Given task: Give the data again, word for word.

Materials provided:
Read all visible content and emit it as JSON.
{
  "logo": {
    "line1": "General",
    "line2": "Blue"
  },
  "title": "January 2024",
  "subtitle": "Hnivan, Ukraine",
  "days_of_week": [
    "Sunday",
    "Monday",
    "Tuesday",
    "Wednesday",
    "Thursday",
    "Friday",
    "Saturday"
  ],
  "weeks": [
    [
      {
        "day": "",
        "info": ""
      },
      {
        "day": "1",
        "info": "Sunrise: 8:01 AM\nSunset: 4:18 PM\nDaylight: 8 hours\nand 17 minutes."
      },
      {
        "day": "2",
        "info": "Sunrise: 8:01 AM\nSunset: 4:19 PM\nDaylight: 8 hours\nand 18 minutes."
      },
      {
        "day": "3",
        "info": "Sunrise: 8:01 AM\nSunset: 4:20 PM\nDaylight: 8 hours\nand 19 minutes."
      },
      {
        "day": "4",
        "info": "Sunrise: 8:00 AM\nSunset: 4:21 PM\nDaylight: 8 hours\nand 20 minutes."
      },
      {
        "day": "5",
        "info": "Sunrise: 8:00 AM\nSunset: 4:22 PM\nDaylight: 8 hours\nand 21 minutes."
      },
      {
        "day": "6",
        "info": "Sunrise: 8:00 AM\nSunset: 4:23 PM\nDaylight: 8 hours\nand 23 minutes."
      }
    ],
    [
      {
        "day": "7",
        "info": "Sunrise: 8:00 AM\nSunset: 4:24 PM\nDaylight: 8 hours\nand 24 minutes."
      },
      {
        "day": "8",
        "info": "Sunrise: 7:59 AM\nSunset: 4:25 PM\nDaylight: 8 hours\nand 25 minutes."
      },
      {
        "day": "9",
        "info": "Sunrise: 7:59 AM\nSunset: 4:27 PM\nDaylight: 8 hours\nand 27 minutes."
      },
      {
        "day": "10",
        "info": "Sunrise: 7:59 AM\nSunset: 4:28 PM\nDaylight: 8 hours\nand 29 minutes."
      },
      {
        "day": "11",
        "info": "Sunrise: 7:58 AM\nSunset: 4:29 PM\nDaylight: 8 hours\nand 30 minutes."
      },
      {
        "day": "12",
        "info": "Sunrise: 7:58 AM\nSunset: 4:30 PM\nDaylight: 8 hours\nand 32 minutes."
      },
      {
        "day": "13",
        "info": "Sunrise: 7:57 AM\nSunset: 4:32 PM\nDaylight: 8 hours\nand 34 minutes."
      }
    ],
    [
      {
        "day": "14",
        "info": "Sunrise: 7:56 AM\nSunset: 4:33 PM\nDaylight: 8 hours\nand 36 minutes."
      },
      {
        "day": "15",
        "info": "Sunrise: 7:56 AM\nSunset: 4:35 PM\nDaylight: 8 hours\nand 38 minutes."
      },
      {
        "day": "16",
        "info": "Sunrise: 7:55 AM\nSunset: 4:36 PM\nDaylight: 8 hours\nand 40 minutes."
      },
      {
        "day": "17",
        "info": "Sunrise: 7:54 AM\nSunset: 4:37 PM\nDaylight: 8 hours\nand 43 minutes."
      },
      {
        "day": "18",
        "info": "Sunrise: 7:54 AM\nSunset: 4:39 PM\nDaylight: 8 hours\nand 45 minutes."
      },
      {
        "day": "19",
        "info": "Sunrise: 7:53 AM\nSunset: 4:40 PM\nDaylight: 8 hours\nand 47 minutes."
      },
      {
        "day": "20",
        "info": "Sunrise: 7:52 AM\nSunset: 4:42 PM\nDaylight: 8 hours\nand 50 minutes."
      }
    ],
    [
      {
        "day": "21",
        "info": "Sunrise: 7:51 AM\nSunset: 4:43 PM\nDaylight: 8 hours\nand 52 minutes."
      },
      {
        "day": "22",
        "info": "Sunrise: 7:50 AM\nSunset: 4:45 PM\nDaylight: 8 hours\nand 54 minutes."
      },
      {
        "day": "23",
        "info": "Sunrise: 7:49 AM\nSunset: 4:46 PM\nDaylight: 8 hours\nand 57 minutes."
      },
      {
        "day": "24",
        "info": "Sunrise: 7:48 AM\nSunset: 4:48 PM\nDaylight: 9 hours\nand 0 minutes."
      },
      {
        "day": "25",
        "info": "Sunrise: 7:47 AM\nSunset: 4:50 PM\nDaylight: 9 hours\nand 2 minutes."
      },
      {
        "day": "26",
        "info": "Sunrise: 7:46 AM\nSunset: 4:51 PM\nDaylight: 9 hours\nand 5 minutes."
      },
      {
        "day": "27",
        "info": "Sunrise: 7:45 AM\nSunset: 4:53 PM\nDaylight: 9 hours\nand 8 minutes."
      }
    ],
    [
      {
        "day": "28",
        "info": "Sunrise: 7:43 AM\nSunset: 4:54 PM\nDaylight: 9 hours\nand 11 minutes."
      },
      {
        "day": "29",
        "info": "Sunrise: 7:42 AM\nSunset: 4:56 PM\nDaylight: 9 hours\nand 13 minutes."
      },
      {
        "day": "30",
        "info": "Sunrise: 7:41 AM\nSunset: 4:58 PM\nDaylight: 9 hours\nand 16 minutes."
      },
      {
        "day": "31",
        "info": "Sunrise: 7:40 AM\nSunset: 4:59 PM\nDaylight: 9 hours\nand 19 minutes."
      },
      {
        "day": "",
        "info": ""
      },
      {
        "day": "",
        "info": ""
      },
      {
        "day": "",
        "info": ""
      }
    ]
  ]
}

Answer:
Read all visible content and emit it as JSON.
{
  "logo": {
    "line1": "General",
    "line2": "Blue"
  },
  "title": "January 2024",
  "subtitle": "Hnivan, Ukraine",
  "days_of_week": [
    "Sunday",
    "Monday",
    "Tuesday",
    "Wednesday",
    "Thursday",
    "Friday",
    "Saturday"
  ],
  "weeks": [
    [
      {
        "day": "",
        "info": ""
      },
      {
        "day": "1",
        "info": "Sunrise: 8:01 AM\nSunset: 4:18 PM\nDaylight: 8 hours\nand 17 minutes."
      },
      {
        "day": "2",
        "info": "Sunrise: 8:01 AM\nSunset: 4:19 PM\nDaylight: 8 hours\nand 18 minutes."
      },
      {
        "day": "3",
        "info": "Sunrise: 8:01 AM\nSunset: 4:20 PM\nDaylight: 8 hours\nand 19 minutes."
      },
      {
        "day": "4",
        "info": "Sunrise: 8:00 AM\nSunset: 4:21 PM\nDaylight: 8 hours\nand 20 minutes."
      },
      {
        "day": "5",
        "info": "Sunrise: 8:00 AM\nSunset: 4:22 PM\nDaylight: 8 hours\nand 21 minutes."
      },
      {
        "day": "6",
        "info": "Sunrise: 8:00 AM\nSunset: 4:23 PM\nDaylight: 8 hours\nand 23 minutes."
      }
    ],
    [
      {
        "day": "7",
        "info": "Sunrise: 8:00 AM\nSunset: 4:24 PM\nDaylight: 8 hours\nand 24 minutes."
      },
      {
        "day": "8",
        "info": "Sunrise: 7:59 AM\nSunset: 4:25 PM\nDaylight: 8 hours\nand 25 minutes."
      },
      {
        "day": "9",
        "info": "Sunrise: 7:59 AM\nSunset: 4:27 PM\nDaylight: 8 hours\nand 27 minutes."
      },
      {
        "day": "10",
        "info": "Sunrise: 7:59 AM\nSunset: 4:28 PM\nDaylight: 8 hours\nand 29 minutes."
      },
      {
        "day": "11",
        "info": "Sunrise: 7:58 AM\nSunset: 4:29 PM\nDaylight: 8 hours\nand 30 minutes."
      },
      {
        "day": "12",
        "info": "Sunrise: 7:58 AM\nSunset: 4:30 PM\nDaylight: 8 hours\nand 32 minutes."
      },
      {
        "day": "13",
        "info": "Sunrise: 7:57 AM\nSunset: 4:32 PM\nDaylight: 8 hours\nand 34 minutes."
      }
    ],
    [
      {
        "day": "14",
        "info": "Sunrise: 7:56 AM\nSunset: 4:33 PM\nDaylight: 8 hours\nand 36 minutes."
      },
      {
        "day": "15",
        "info": "Sunrise: 7:56 AM\nSunset: 4:35 PM\nDaylight: 8 hours\nand 38 minutes."
      },
      {
        "day": "16",
        "info": "Sunrise: 7:55 AM\nSunset: 4:36 PM\nDaylight: 8 hours\nand 40 minutes."
      },
      {
        "day": "17",
        "info": "Sunrise: 7:54 AM\nSunset: 4:37 PM\nDaylight: 8 hours\nand 43 minutes."
      },
      {
        "day": "18",
        "info": "Sunrise: 7:54 AM\nSunset: 4:39 PM\nDaylight: 8 hours\nand 45 minutes."
      },
      {
        "day": "19",
        "info": "Sunrise: 7:53 AM\nSunset: 4:40 PM\nDaylight: 8 hours\nand 47 minutes."
      },
      {
        "day": "20",
        "info": "Sunrise: 7:52 AM\nSunset: 4:42 PM\nDaylight: 8 hours\nand 50 minutes."
      }
    ],
    [
      {
        "day": "21",
        "info": "Sunrise: 7:51 AM\nSunset: 4:43 PM\nDaylight: 8 hours\nand 52 minutes."
      },
      {
        "day": "22",
        "info": "Sunrise: 7:50 AM\nSunset: 4:45 PM\nDaylight: 8 hours\nand 54 minutes."
      },
      {
        "day": "23",
        "info": "Sunrise: 7:49 AM\nSunset: 4:46 PM\nDaylight: 8 hours\nand 57 minutes."
      },
      {
        "day": "24",
        "info": "Sunrise: 7:48 AM\nSunset: 4:48 PM\nDaylight: 9 hours\nand 0 minutes."
      },
      {
        "day": "25",
        "info": "Sunrise: 7:47 AM\nSunset: 4:50 PM\nDaylight: 9 hours\nand 2 minutes."
      },
      {
        "day": "26",
        "info": "Sunrise: 7:46 AM\nSunset: 4:51 PM\nDaylight: 9 hours\nand 5 minutes."
      },
      {
        "day": "27",
        "info": "Sunrise: 7:45 AM\nSunset: 4:53 PM\nDaylight: 9 hours\nand 8 minutes."
      }
    ],
    [
      {
        "day": "28",
        "info": "Sunrise: 7:43 AM\nSunset: 4:54 PM\nDaylight: 9 hours\nand 11 minutes."
      },
      {
        "day": "29",
        "info": "Sunrise: 7:42 AM\nSunset: 4:56 PM\nDaylight: 9 hours\nand 13 minutes."
      },
      {
        "day": "30",
        "info": "Sunrise: 7:41 AM\nSunset: 4:58 PM\nDaylight: 9 hours\nand 16 minutes."
      },
      {
        "day": "31",
        "info": "Sunrise: 7:40 AM\nSunset: 4:59 PM\nDaylight: 9 hours\nand 19 minutes."
      },
      {
        "day": "",
        "info": ""
      },
      {
        "day": "",
        "info": ""
      },
      {
        "day": "",
        "info": ""
      }
    ]
  ]
}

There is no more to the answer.